— START OF Extracted records —

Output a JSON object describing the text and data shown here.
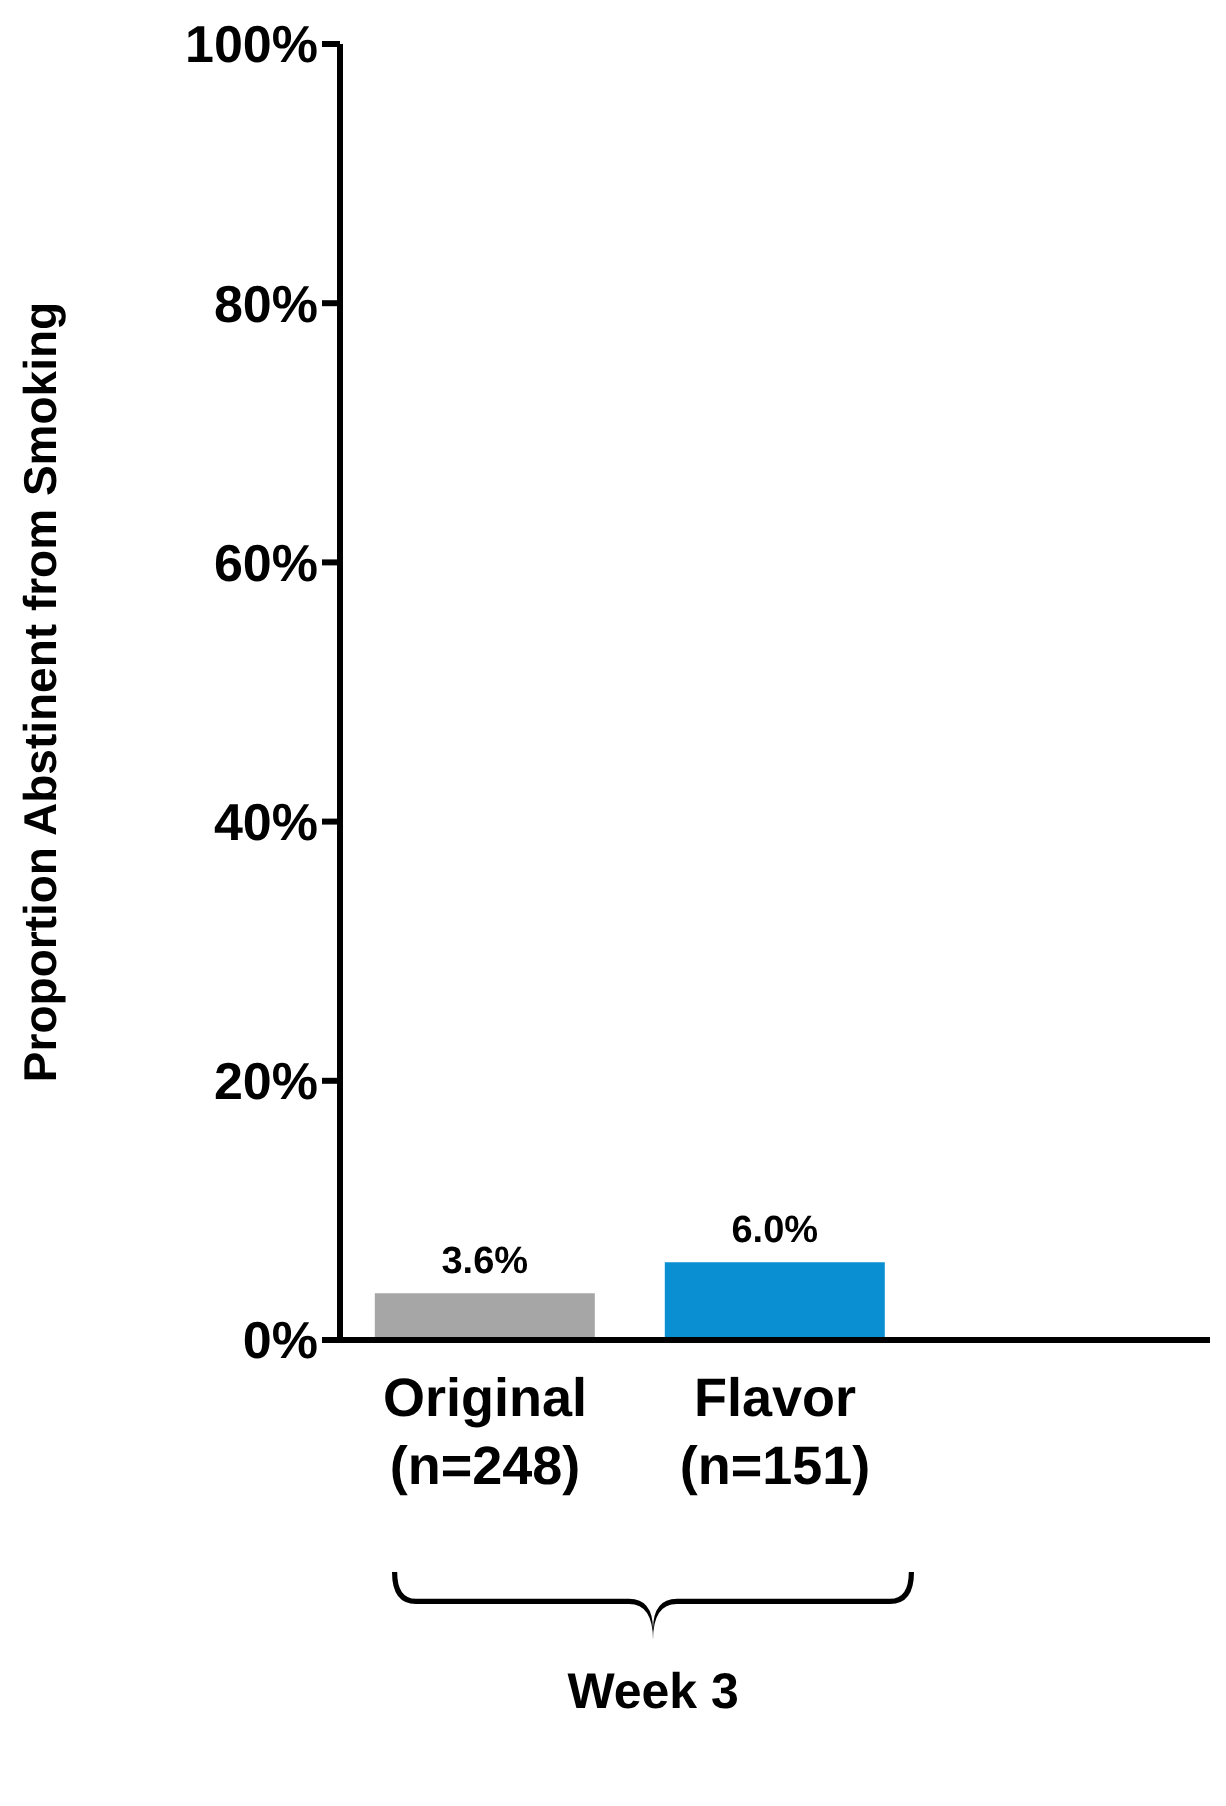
{
  "chart_data": {
    "type": "bar",
    "ylabel": "Proportion Abstinent from Smoking",
    "categories": [
      "Original\n(n=248)",
      "Flavor\n(n=151)",
      null
    ],
    "values": [
      3.6,
      6.0,
      null
    ],
    "colors": [
      "#a6a6a6",
      "#0a8fd3",
      null
    ],
    "value_labels": [
      "3.6%",
      "6.0%",
      null
    ],
    "ylim": [
      0,
      100
    ],
    "yticks": [
      {
        "value": 0,
        "label": "0%"
      },
      {
        "value": 20,
        "label": "20%"
      },
      {
        "value": 40,
        "label": "40%"
      },
      {
        "value": 60,
        "label": "60%"
      },
      {
        "value": 80,
        "label": "80%"
      },
      {
        "value": 100,
        "label": "100%"
      }
    ],
    "grid": false,
    "annotations": [
      "Week 3"
    ]
  }
}
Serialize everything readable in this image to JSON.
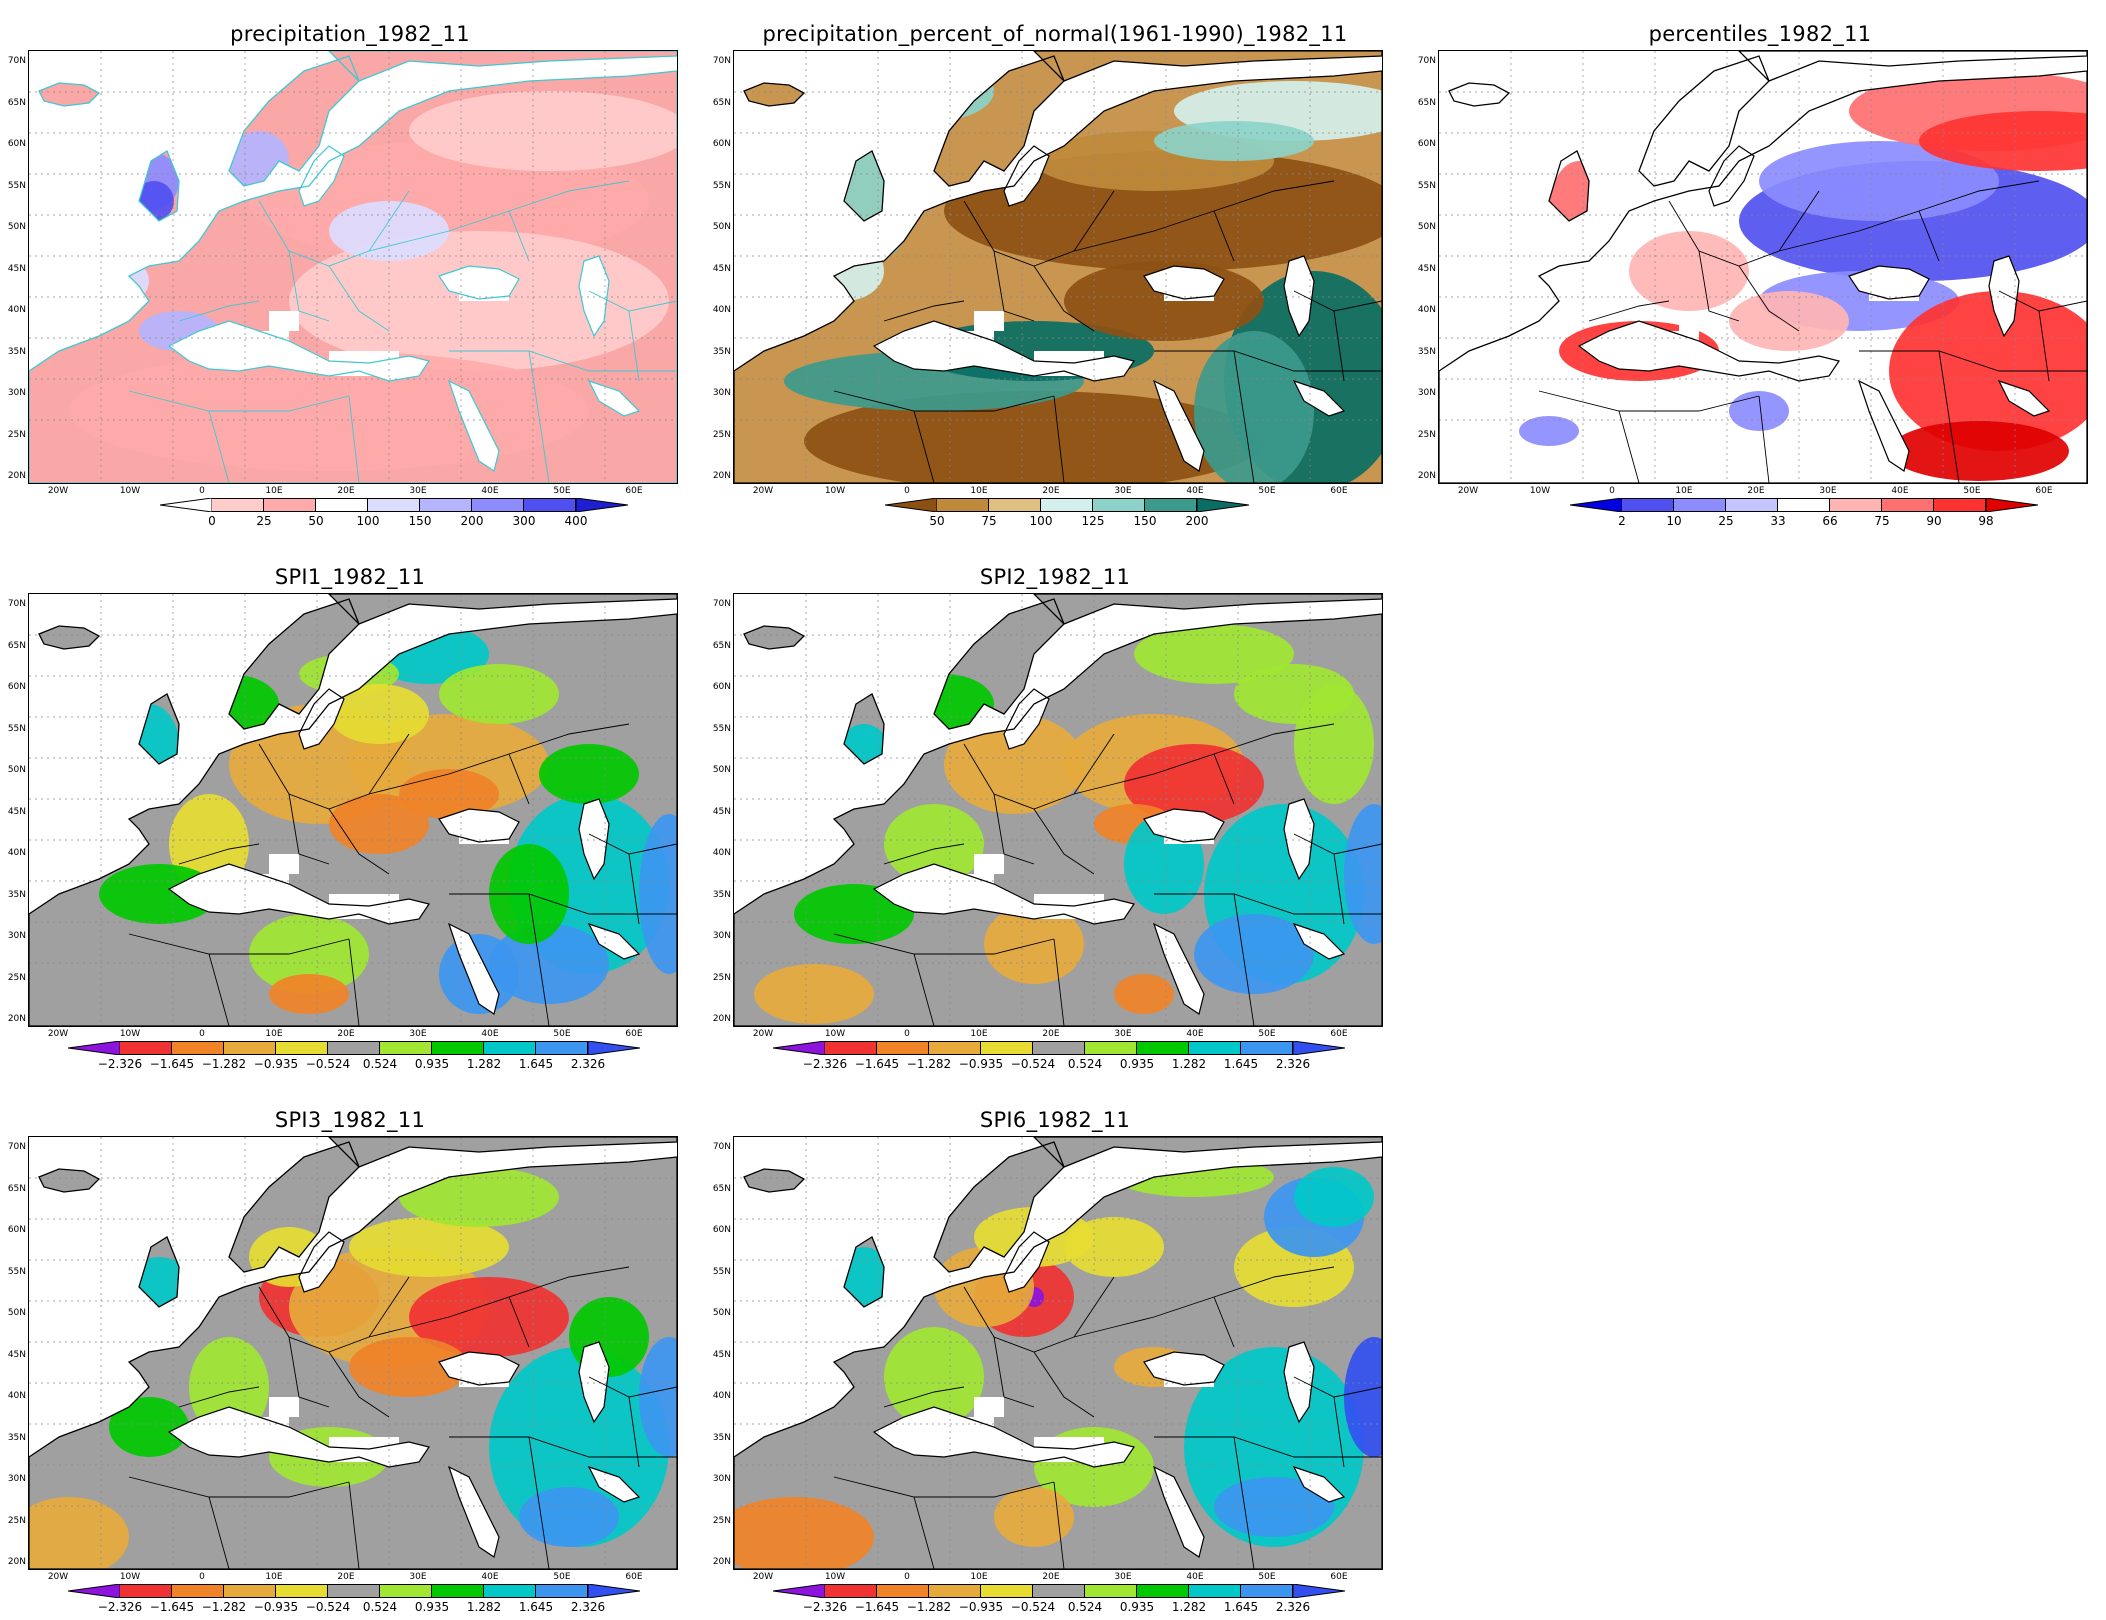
{
  "panels": [
    {
      "id": "precip",
      "title": "precipitation_1982_11",
      "col": 0,
      "row": 0,
      "colors": [
        "#ffffff",
        "#ffcccc",
        "#ffaaaa",
        "#ffffff",
        "#dcdcff",
        "#b4b4ff",
        "#8c8cff",
        "#5050f0",
        "#1e1ed2"
      ],
      "labels": [
        "0",
        "25",
        "50",
        "100",
        "150",
        "200",
        "300",
        "400"
      ],
      "base": "#f9a7a7",
      "style": "precip"
    },
    {
      "id": "pnorm",
      "title": "precipitation_percent_of_normal(1961-1990)_1982_11",
      "col": 1,
      "row": 0,
      "colors": [
        "#8c5014",
        "#c08a3c",
        "#e0c080",
        "#d4f0ec",
        "#8cd2c8",
        "#3c9a8c",
        "#0a6e64"
      ],
      "labels": [
        "50",
        "75",
        "100",
        "125",
        "150",
        "200"
      ],
      "base": "#c89650",
      "style": "pnorm"
    },
    {
      "id": "pct",
      "title": "percentiles_1982_11",
      "col": 2,
      "row": 0,
      "colors": [
        "#0000e0",
        "#5050f0",
        "#8c8cff",
        "#c4c4ff",
        "#ffffff",
        "#ffb4b4",
        "#ff7070",
        "#ff3232",
        "#e00000"
      ],
      "labels": [
        "2",
        "10",
        "25",
        "33",
        "66",
        "75",
        "90",
        "98"
      ],
      "base": "#ffffff",
      "style": "pct"
    },
    {
      "id": "spi1",
      "title": "SPI1_1982_11",
      "col": 0,
      "row": 1,
      "style": "spi",
      "base": "#a0a0a0"
    },
    {
      "id": "spi2",
      "title": "SPI2_1982_11",
      "col": 1,
      "row": 1,
      "style": "spi",
      "base": "#a0a0a0"
    },
    {
      "id": "spi3",
      "title": "SPI3_1982_11",
      "col": 0,
      "row": 2,
      "style": "spi",
      "base": "#a0a0a0"
    },
    {
      "id": "spi6",
      "title": "SPI6_1982_11",
      "col": 1,
      "row": 2,
      "style": "spi",
      "base": "#a0a0a0"
    }
  ],
  "spi_colorbar": {
    "colors": [
      "#8c14dc",
      "#f03232",
      "#f08228",
      "#e6aa3c",
      "#e6dc32",
      "#a0a0a0",
      "#a0e632",
      "#00c800",
      "#00c8c8",
      "#3c96f0",
      "#3250f0"
    ],
    "labels": [
      "−2.326",
      "−1.645",
      "−1.282",
      "−0.935",
      "−0.524",
      "0.524",
      "0.935",
      "1.282",
      "1.645",
      "2.326"
    ]
  },
  "lat_labels": [
    "70N",
    "65N",
    "60N",
    "55N",
    "50N",
    "45N",
    "40N",
    "35N",
    "30N",
    "25N",
    "20N"
  ],
  "lon_labels": [
    "20W",
    "10W",
    "0",
    "10E",
    "20E",
    "30E",
    "40E",
    "50E",
    "60E"
  ]
}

— END OF Extracted records —

- _Task prompt_:
Pictures are to be left out; all else in the entries above is to be quoted exactly.

- _Worked answer_:
Output a JSON object describing the text and data shown here.
{
  "chart_data": {
    "type": "bar",
    "ylabel": "Proportion Abstinent from Smoking",
    "categories": [
      "Original\n(n=248)",
      "Flavor\n(n=151)",
      null
    ],
    "values": [
      3.6,
      6.0,
      null
    ],
    "colors": [
      "#a6a6a6",
      "#0a8fd3",
      null
    ],
    "value_labels": [
      "3.6%",
      "6.0%",
      null
    ],
    "ylim": [
      0,
      100
    ],
    "yticks": [
      {
        "value": 0,
        "label": "0%"
      },
      {
        "value": 20,
        "label": "20%"
      },
      {
        "value": 40,
        "label": "40%"
      },
      {
        "value": 60,
        "label": "60%"
      },
      {
        "value": 80,
        "label": "80%"
      },
      {
        "value": 100,
        "label": "100%"
      }
    ],
    "grid": false,
    "annotations": [
      "Week 3"
    ]
  }
}
Serialize everything readable in this image to JSON.
{
  "panels": [
    {
      "id": "precip",
      "title": "precipitation_1982_11",
      "col": 0,
      "row": 0,
      "colors": [
        "#ffffff",
        "#ffcccc",
        "#ffaaaa",
        "#ffffff",
        "#dcdcff",
        "#b4b4ff",
        "#8c8cff",
        "#5050f0",
        "#1e1ed2"
      ],
      "labels": [
        "0",
        "25",
        "50",
        "100",
        "150",
        "200",
        "300",
        "400"
      ],
      "base": "#f9a7a7",
      "style": "precip"
    },
    {
      "id": "pnorm",
      "title": "precipitation_percent_of_normal(1961-1990)_1982_11",
      "col": 1,
      "row": 0,
      "colors": [
        "#8c5014",
        "#c08a3c",
        "#e0c080",
        "#d4f0ec",
        "#8cd2c8",
        "#3c9a8c",
        "#0a6e64"
      ],
      "labels": [
        "50",
        "75",
        "100",
        "125",
        "150",
        "200"
      ],
      "base": "#c89650",
      "style": "pnorm"
    },
    {
      "id": "pct",
      "title": "percentiles_1982_11",
      "col": 2,
      "row": 0,
      "colors": [
        "#0000e0",
        "#5050f0",
        "#8c8cff",
        "#c4c4ff",
        "#ffffff",
        "#ffb4b4",
        "#ff7070",
        "#ff3232",
        "#e00000"
      ],
      "labels": [
        "2",
        "10",
        "25",
        "33",
        "66",
        "75",
        "90",
        "98"
      ],
      "base": "#ffffff",
      "style": "pct"
    },
    {
      "id": "spi1",
      "title": "SPI1_1982_11",
      "col": 0,
      "row": 1,
      "style": "spi",
      "base": "#a0a0a0"
    },
    {
      "id": "spi2",
      "title": "SPI2_1982_11",
      "col": 1,
      "row": 1,
      "style": "spi",
      "base": "#a0a0a0"
    },
    {
      "id": "spi3",
      "title": "SPI3_1982_11",
      "col": 0,
      "row": 2,
      "style": "spi",
      "base": "#a0a0a0"
    },
    {
      "id": "spi6",
      "title": "SPI6_1982_11",
      "col": 1,
      "row": 2,
      "style": "spi",
      "base": "#a0a0a0"
    }
  ],
  "spi_colorbar": {
    "colors": [
      "#8c14dc",
      "#f03232",
      "#f08228",
      "#e6aa3c",
      "#e6dc32",
      "#a0a0a0",
      "#a0e632",
      "#00c800",
      "#00c8c8",
      "#3c96f0",
      "#3250f0"
    ],
    "labels": [
      "−2.326",
      "−1.645",
      "−1.282",
      "−0.935",
      "−0.524",
      "0.524",
      "0.935",
      "1.282",
      "1.645",
      "2.326"
    ]
  },
  "lat_labels": [
    "70N",
    "65N",
    "60N",
    "55N",
    "50N",
    "45N",
    "40N",
    "35N",
    "30N",
    "25N",
    "20N"
  ],
  "lon_labels": [
    "20W",
    "10W",
    "0",
    "10E",
    "20E",
    "30E",
    "40E",
    "50E",
    "60E"
  ]
}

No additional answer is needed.